**Set exercise:**
Below are records; count the lines in them that hold "document" and give only the count.

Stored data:
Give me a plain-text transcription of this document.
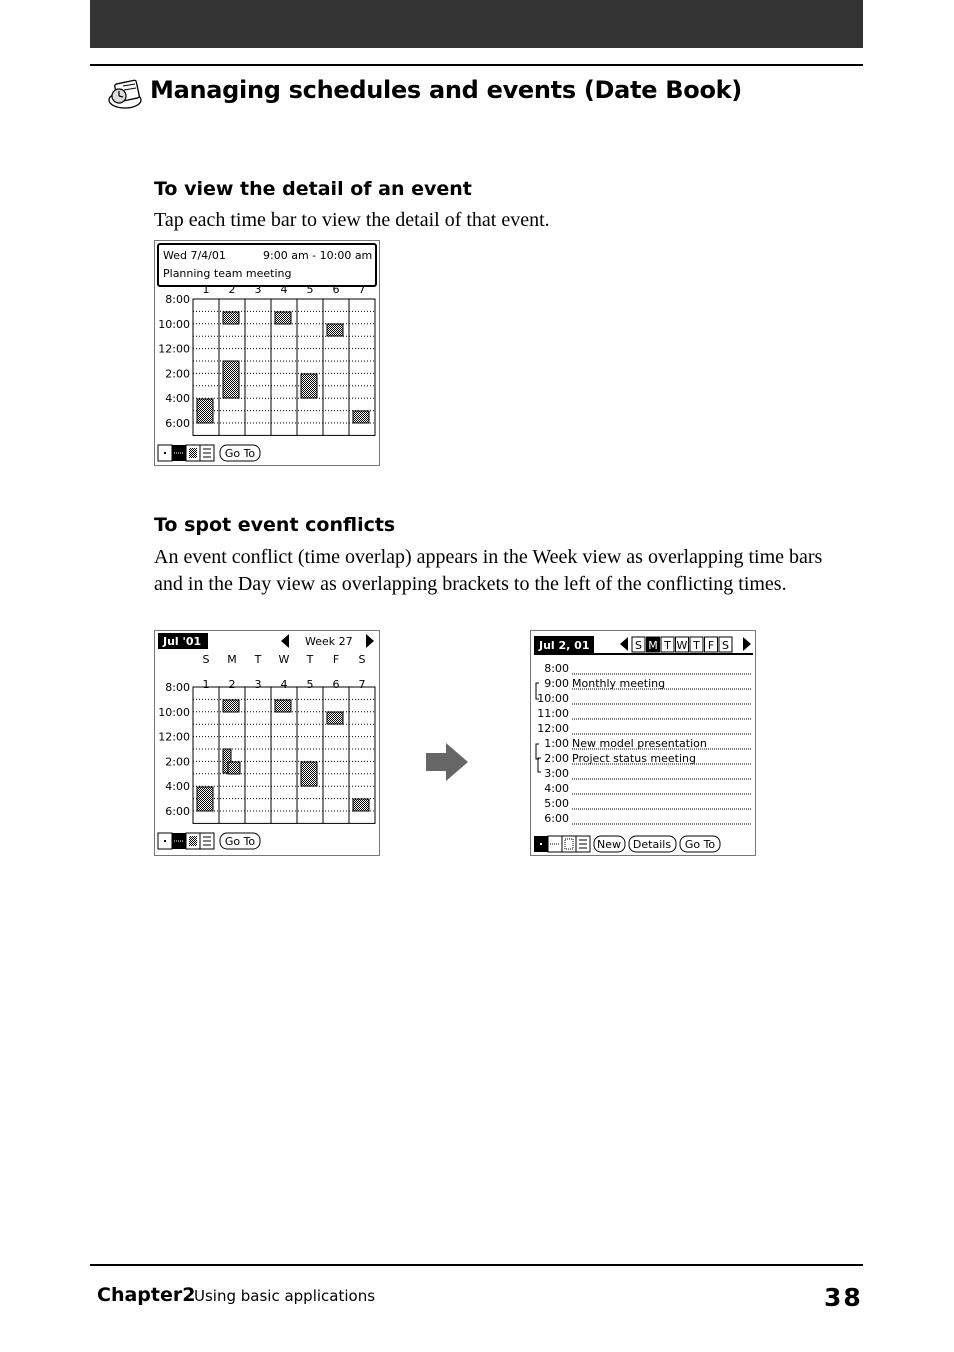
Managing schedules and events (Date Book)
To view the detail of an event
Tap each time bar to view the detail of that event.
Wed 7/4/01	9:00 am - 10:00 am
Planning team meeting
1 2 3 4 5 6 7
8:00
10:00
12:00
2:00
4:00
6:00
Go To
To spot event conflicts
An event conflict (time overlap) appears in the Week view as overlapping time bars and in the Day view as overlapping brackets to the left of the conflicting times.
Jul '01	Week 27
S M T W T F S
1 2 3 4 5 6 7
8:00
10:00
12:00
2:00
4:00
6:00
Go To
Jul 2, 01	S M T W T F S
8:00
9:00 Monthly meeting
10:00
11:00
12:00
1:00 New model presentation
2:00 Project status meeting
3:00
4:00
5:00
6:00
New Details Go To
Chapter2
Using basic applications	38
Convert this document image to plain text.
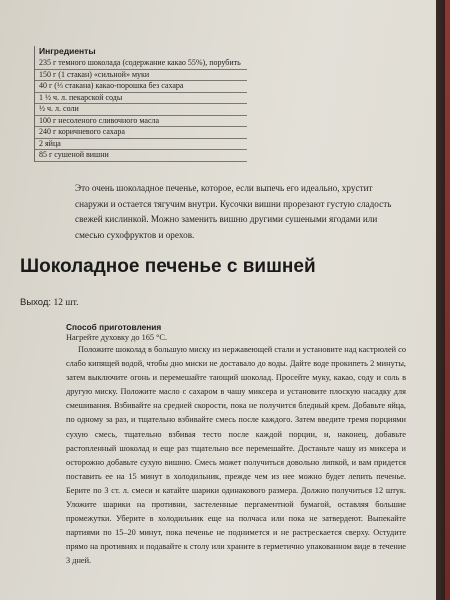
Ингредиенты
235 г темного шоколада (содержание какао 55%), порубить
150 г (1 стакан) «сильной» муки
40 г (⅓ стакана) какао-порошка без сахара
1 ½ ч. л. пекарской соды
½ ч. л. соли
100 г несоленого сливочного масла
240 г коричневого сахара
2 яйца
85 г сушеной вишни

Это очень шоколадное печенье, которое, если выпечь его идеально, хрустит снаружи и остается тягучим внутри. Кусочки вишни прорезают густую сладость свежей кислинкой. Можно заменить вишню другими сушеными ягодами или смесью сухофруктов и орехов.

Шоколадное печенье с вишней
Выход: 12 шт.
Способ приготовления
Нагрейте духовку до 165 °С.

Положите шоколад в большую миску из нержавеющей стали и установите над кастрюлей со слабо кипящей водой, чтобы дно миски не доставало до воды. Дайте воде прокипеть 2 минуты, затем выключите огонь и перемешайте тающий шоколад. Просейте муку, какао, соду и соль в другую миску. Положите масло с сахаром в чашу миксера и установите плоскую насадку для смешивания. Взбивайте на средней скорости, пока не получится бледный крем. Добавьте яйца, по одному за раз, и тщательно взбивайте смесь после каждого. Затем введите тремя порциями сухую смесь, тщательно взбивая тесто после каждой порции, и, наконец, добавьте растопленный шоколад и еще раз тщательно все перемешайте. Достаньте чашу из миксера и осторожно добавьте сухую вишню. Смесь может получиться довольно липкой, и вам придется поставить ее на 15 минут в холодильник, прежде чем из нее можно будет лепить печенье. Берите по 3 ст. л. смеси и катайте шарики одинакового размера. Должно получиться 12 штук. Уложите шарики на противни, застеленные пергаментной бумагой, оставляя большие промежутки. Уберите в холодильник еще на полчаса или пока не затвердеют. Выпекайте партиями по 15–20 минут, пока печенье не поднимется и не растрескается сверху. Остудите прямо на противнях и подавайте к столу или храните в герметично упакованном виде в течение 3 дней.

**Solution:**
2